Instructions for the task:
Write the records below out again exactly as given, with no images.

========

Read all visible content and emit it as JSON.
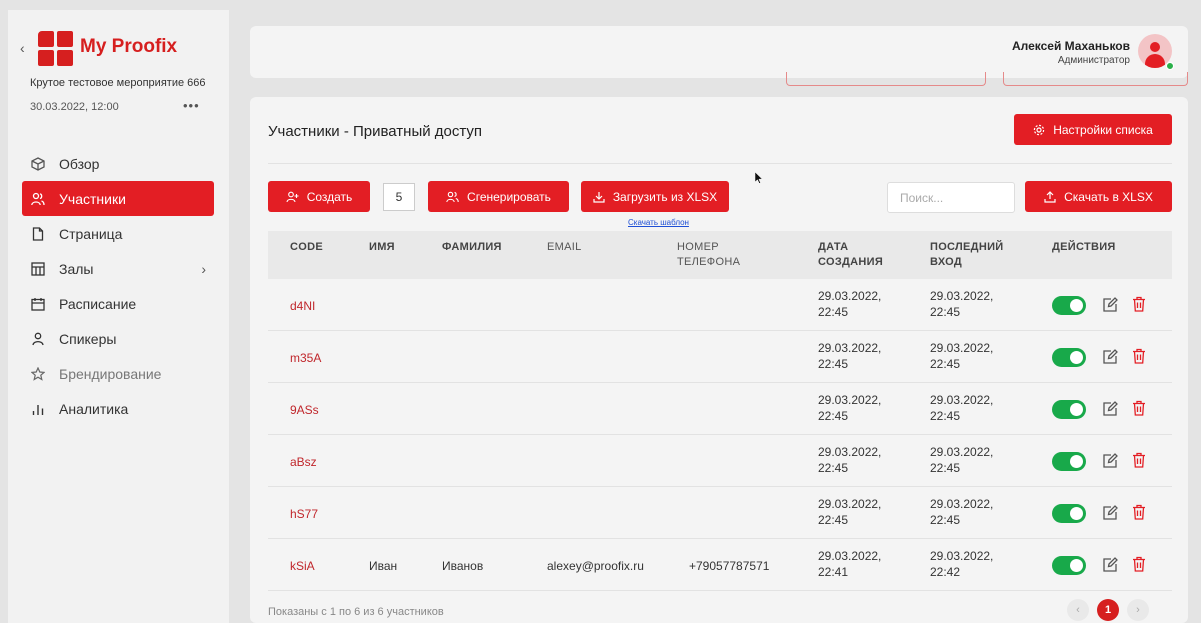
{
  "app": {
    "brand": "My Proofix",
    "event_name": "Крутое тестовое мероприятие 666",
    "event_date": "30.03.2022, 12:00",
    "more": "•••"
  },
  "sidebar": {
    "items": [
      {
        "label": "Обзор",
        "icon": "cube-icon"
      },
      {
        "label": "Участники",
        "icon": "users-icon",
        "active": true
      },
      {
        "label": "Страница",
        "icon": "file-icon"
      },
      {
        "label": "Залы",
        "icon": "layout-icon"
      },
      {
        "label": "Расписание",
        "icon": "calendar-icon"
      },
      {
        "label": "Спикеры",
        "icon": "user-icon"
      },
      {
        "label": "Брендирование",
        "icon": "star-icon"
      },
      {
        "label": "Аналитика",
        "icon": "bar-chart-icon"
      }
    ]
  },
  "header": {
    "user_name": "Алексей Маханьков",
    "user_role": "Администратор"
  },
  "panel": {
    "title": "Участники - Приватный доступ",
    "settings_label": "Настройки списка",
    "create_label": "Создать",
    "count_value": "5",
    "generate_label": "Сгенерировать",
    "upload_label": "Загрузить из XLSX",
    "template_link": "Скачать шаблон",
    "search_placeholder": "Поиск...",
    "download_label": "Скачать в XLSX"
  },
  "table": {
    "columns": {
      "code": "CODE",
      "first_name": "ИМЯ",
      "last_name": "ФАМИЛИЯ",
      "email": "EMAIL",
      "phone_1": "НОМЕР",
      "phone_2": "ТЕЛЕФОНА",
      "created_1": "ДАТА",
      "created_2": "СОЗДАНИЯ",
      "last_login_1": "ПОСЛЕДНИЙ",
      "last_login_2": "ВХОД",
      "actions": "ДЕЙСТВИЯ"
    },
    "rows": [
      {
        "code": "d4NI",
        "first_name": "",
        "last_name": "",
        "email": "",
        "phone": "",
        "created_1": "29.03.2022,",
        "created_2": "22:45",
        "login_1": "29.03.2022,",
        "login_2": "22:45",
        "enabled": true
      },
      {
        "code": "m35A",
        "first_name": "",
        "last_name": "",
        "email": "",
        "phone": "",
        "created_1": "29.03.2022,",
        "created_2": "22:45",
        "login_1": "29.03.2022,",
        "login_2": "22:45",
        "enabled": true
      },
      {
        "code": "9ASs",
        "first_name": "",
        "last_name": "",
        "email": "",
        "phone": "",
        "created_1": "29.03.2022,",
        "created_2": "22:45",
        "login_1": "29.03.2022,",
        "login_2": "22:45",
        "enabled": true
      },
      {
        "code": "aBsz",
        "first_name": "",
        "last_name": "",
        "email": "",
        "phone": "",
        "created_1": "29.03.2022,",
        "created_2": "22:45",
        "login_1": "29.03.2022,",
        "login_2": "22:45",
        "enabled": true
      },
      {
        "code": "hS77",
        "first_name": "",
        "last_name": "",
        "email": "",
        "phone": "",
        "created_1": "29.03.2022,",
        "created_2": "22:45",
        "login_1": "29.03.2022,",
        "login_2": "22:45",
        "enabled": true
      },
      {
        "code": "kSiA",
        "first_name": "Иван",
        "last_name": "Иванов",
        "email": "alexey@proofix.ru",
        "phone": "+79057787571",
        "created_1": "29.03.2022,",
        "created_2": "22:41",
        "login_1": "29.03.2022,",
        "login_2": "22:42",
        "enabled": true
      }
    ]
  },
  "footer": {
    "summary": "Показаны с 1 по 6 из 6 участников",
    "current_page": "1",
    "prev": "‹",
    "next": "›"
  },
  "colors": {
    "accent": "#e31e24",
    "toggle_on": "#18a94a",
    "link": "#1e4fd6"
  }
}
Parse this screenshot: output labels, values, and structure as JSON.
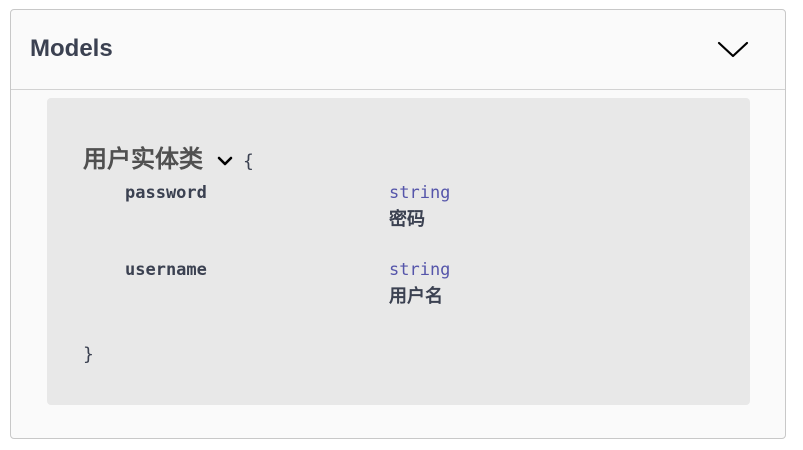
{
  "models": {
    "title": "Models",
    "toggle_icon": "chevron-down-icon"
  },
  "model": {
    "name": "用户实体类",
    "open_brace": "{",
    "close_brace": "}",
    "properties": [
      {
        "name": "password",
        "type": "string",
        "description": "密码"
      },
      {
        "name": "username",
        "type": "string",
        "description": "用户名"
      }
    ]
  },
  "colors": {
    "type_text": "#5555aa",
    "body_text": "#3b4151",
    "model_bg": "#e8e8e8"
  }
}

========

Exercise output:
Read all visible content and emit it as JSON.
{
  "app": {
    "brand": "My Proofix",
    "event_name": "Крутое тестовое мероприятие 666",
    "event_date": "30.03.2022, 12:00",
    "more": "•••"
  },
  "sidebar": {
    "items": [
      {
        "label": "Обзор",
        "icon": "cube-icon"
      },
      {
        "label": "Участники",
        "icon": "users-icon",
        "active": true
      },
      {
        "label": "Страница",
        "icon": "file-icon"
      },
      {
        "label": "Залы",
        "icon": "layout-icon"
      },
      {
        "label": "Расписание",
        "icon": "calendar-icon"
      },
      {
        "label": "Спикеры",
        "icon": "user-icon"
      },
      {
        "label": "Брендирование",
        "icon": "star-icon"
      },
      {
        "label": "Аналитика",
        "icon": "bar-chart-icon"
      }
    ]
  },
  "header": {
    "user_name": "Алексей Маханьков",
    "user_role": "Администратор"
  },
  "panel": {
    "title": "Участники - Приватный доступ",
    "settings_label": "Настройки списка",
    "create_label": "Создать",
    "count_value": "5",
    "generate_label": "Сгенерировать",
    "upload_label": "Загрузить из XLSX",
    "template_link": "Скачать шаблон",
    "search_placeholder": "Поиск...",
    "download_label": "Скачать в XLSX"
  },
  "table": {
    "columns": {
      "code": "CODE",
      "first_name": "ИМЯ",
      "last_name": "ФАМИЛИЯ",
      "email": "EMAIL",
      "phone_1": "НОМЕР",
      "phone_2": "ТЕЛЕФОНА",
      "created_1": "ДАТА",
      "created_2": "СОЗДАНИЯ",
      "last_login_1": "ПОСЛЕДНИЙ",
      "last_login_2": "ВХОД",
      "actions": "ДЕЙСТВИЯ"
    },
    "rows": [
      {
        "code": "d4NI",
        "first_name": "",
        "last_name": "",
        "email": "",
        "phone": "",
        "created_1": "29.03.2022,",
        "created_2": "22:45",
        "login_1": "29.03.2022,",
        "login_2": "22:45",
        "enabled": true
      },
      {
        "code": "m35A",
        "first_name": "",
        "last_name": "",
        "email": "",
        "phone": "",
        "created_1": "29.03.2022,",
        "created_2": "22:45",
        "login_1": "29.03.2022,",
        "login_2": "22:45",
        "enabled": true
      },
      {
        "code": "9ASs",
        "first_name": "",
        "last_name": "",
        "email": "",
        "phone": "",
        "created_1": "29.03.2022,",
        "created_2": "22:45",
        "login_1": "29.03.2022,",
        "login_2": "22:45",
        "enabled": true
      },
      {
        "code": "aBsz",
        "first_name": "",
        "last_name": "",
        "email": "",
        "phone": "",
        "created_1": "29.03.2022,",
        "created_2": "22:45",
        "login_1": "29.03.2022,",
        "login_2": "22:45",
        "enabled": true
      },
      {
        "code": "hS77",
        "first_name": "",
        "last_name": "",
        "email": "",
        "phone": "",
        "created_1": "29.03.2022,",
        "created_2": "22:45",
        "login_1": "29.03.2022,",
        "login_2": "22:45",
        "enabled": true
      },
      {
        "code": "kSiA",
        "first_name": "Иван",
        "last_name": "Иванов",
        "email": "alexey@proofix.ru",
        "phone": "+79057787571",
        "created_1": "29.03.2022,",
        "created_2": "22:41",
        "login_1": "29.03.2022,",
        "login_2": "22:42",
        "enabled": true
      }
    ]
  },
  "footer": {
    "summary": "Показаны с 1 по 6 из 6 участников",
    "current_page": "1",
    "prev": "‹",
    "next": "›"
  },
  "colors": {
    "accent": "#e31e24",
    "toggle_on": "#18a94a",
    "link": "#1e4fd6"
  }
}
Parse this screenshot: output labels, values, and structure as JSON.
{
  "models": {
    "title": "Models",
    "toggle_icon": "chevron-down-icon"
  },
  "model": {
    "name": "用户实体类",
    "open_brace": "{",
    "close_brace": "}",
    "properties": [
      {
        "name": "password",
        "type": "string",
        "description": "密码"
      },
      {
        "name": "username",
        "type": "string",
        "description": "用户名"
      }
    ]
  },
  "colors": {
    "type_text": "#5555aa",
    "body_text": "#3b4151",
    "model_bg": "#e8e8e8"
  }
}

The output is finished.